* WHAT YOU SHOULD DO *
Copy out the listing below word for word, in full, without the pictures.

--- start DATA FOR THE TASK ---

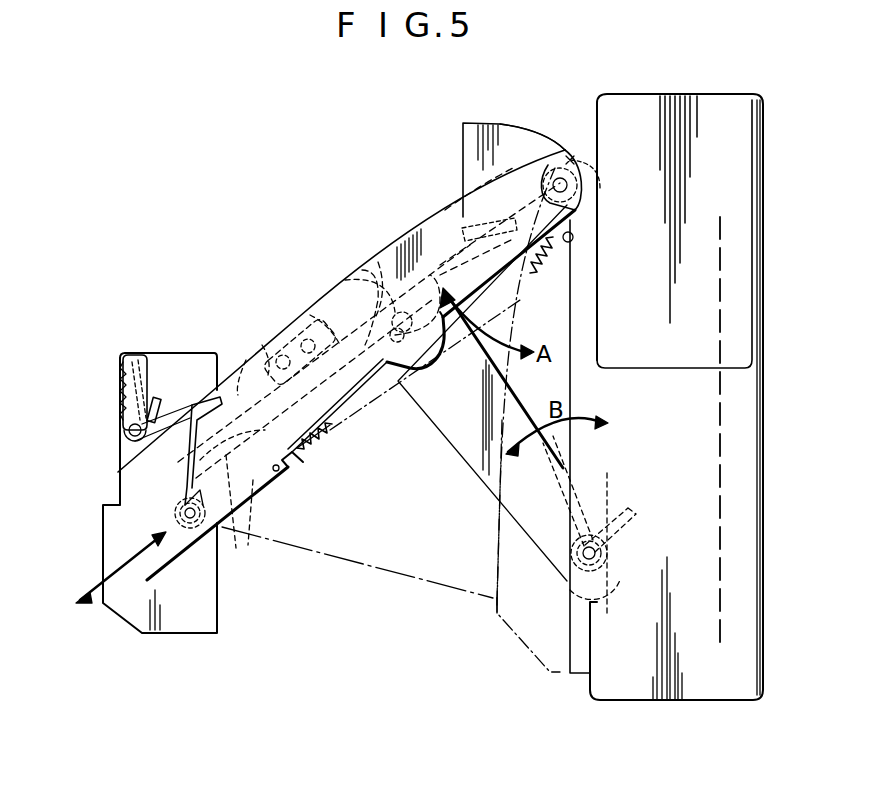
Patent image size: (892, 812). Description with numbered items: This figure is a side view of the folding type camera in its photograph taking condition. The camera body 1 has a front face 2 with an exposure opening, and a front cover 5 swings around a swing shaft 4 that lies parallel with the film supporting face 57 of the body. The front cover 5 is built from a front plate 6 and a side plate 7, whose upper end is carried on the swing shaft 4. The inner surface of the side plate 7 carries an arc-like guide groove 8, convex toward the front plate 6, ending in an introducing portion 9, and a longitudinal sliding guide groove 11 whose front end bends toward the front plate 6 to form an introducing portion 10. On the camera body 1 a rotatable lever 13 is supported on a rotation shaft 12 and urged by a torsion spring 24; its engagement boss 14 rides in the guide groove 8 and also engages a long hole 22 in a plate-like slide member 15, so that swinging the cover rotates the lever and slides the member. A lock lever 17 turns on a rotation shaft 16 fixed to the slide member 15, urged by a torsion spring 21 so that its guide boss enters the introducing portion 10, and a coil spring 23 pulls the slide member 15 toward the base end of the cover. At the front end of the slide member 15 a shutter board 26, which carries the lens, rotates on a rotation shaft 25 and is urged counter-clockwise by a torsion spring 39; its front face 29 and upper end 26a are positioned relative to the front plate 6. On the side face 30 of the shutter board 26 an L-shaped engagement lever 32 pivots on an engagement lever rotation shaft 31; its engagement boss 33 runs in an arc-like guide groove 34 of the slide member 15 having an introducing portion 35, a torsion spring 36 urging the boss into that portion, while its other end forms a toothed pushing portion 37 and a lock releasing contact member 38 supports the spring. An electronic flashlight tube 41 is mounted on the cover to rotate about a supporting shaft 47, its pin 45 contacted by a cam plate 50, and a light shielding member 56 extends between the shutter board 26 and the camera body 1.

The camera body 1 is at (688, 92).
The front face 2 is at (597, 132).
The swing shaft 4 is at (569, 187).
The front cover 5 is at (415, 207).
The front plate 6 is at (362, 270).
The side plate 7 is at (443, 215).
The guide groove 8 is at (510, 300).
The introducing portion 9 is at (425, 356).
The introducing portion 10 is at (264, 345).
The sliding guide groove 11 is at (348, 405).
The rotation shaft 12 is at (612, 562).
The rotatable lever 13 is at (476, 479).
The engagement boss 14 is at (432, 362).
The slide member 15 is at (256, 508).
The rotation shaft 16 is at (340, 428).
The lock lever 17 is at (278, 336).
The torsion spring 21 is at (310, 315).
The long hole 22 is at (345, 280).
The coil spring 23 is at (308, 454).
The torsion spring 24 is at (630, 530).
The rotation shaft 25 is at (188, 530).
The shutter board 26 is at (102, 551).
The upper end 26a is at (192, 353).
The front face 29 is at (118, 398).
The side face 30 is at (160, 355).
The engagement lever rotation shaft 31 is at (126, 436).
The engagement lever 32 is at (123, 353).
The engagement boss 33 is at (246, 360).
The guide groove 34 is at (254, 503).
The introducing portion 35 is at (182, 451).
The torsion spring 36 is at (147, 358).
The toothed pushing portion 37 is at (120, 398).
The lock releasing contact member 38 is at (164, 402).
The torsion spring 39 is at (233, 548).
The electronic flashlight tube 41 is at (484, 124).
The pin 45 is at (480, 220).
The supporting shaft 47 is at (580, 160).
The cam plate 50 is at (378, 262).
The light shielding member 56 is at (422, 578).
The film supporting face 57 is at (721, 415).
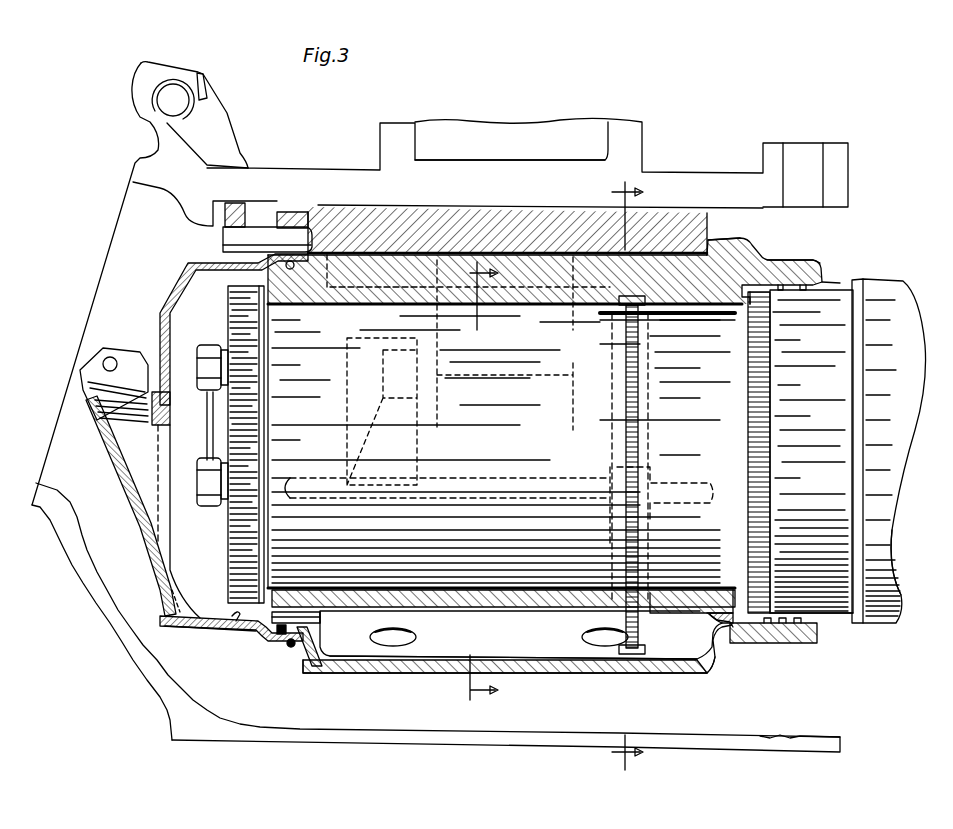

--- end DATA FOR THE TASK ---

* SOLUTION TO THIS EXERCISE *
Patent image size: (892, 812). Description with numbered items: This figure is a side view of the folding type camera in its photograph taking condition. The camera body 1 has a front face 2 with an exposure opening, and a front cover 5 swings around a swing shaft 4 that lies parallel with the film supporting face 57 of the body. The front cover 5 is built from a front plate 6 and a side plate 7, whose upper end is carried on the swing shaft 4. The inner surface of the side plate 7 carries an arc-like guide groove 8, convex toward the front plate 6, ending in an introducing portion 9, and a longitudinal sliding guide groove 11 whose front end bends toward the front plate 6 to form an introducing portion 10. On the camera body 1 a rotatable lever 13 is supported on a rotation shaft 12 and urged by a torsion spring 24; its engagement boss 14 rides in the guide groove 8 and also engages a long hole 22 in a plate-like slide member 15, so that swinging the cover rotates the lever and slides the member. A lock lever 17 turns on a rotation shaft 16 fixed to the slide member 15, urged by a torsion spring 21 so that its guide boss enters the introducing portion 10, and a coil spring 23 pulls the slide member 15 toward the base end of the cover. At the front end of the slide member 15 a shutter board 26, which carries the lens, rotates on a rotation shaft 25 and is urged counter-clockwise by a torsion spring 39; its front face 29 and upper end 26a are positioned relative to the front plate 6. On the side face 30 of the shutter board 26 an L-shaped engagement lever 32 pivots on an engagement lever rotation shaft 31; its engagement boss 33 runs in an arc-like guide groove 34 of the slide member 15 having an introducing portion 35, a torsion spring 36 urging the boss into that portion, while its other end forms a toothed pushing portion 37 and a lock releasing contact member 38 supports the spring. An electronic flashlight tube 41 is mounted on the cover to rotate about a supporting shaft 47, its pin 45 contacted by a cam plate 50, and a light shielding member 56 extends between the shutter board 26 and the camera body 1.

The camera body 1 is at (688, 92).
The front face 2 is at (597, 132).
The swing shaft 4 is at (569, 187).
The front cover 5 is at (415, 207).
The front plate 6 is at (362, 270).
The side plate 7 is at (443, 215).
The guide groove 8 is at (510, 300).
The introducing portion 9 is at (425, 356).
The introducing portion 10 is at (264, 345).
The sliding guide groove 11 is at (348, 405).
The rotation shaft 12 is at (612, 562).
The rotatable lever 13 is at (476, 479).
The engagement boss 14 is at (432, 362).
The slide member 15 is at (256, 508).
The rotation shaft 16 is at (340, 428).
The lock lever 17 is at (278, 336).
The torsion spring 21 is at (310, 315).
The long hole 22 is at (345, 280).
The coil spring 23 is at (308, 454).
The torsion spring 24 is at (630, 530).
The rotation shaft 25 is at (188, 530).
The shutter board 26 is at (102, 551).
The upper end 26a is at (192, 353).
The front face 29 is at (118, 398).
The side face 30 is at (160, 355).
The engagement lever rotation shaft 31 is at (126, 436).
The engagement lever 32 is at (123, 353).
The engagement boss 33 is at (246, 360).
The guide groove 34 is at (254, 503).
The introducing portion 35 is at (182, 451).
The torsion spring 36 is at (147, 358).
The toothed pushing portion 37 is at (120, 398).
The lock releasing contact member 38 is at (164, 402).
The torsion spring 39 is at (233, 548).
The electronic flashlight tube 41 is at (484, 124).
The pin 45 is at (480, 220).
The supporting shaft 47 is at (580, 160).
The cam plate 50 is at (378, 262).
The light shielding member 56 is at (422, 578).
The film supporting face 57 is at (721, 415).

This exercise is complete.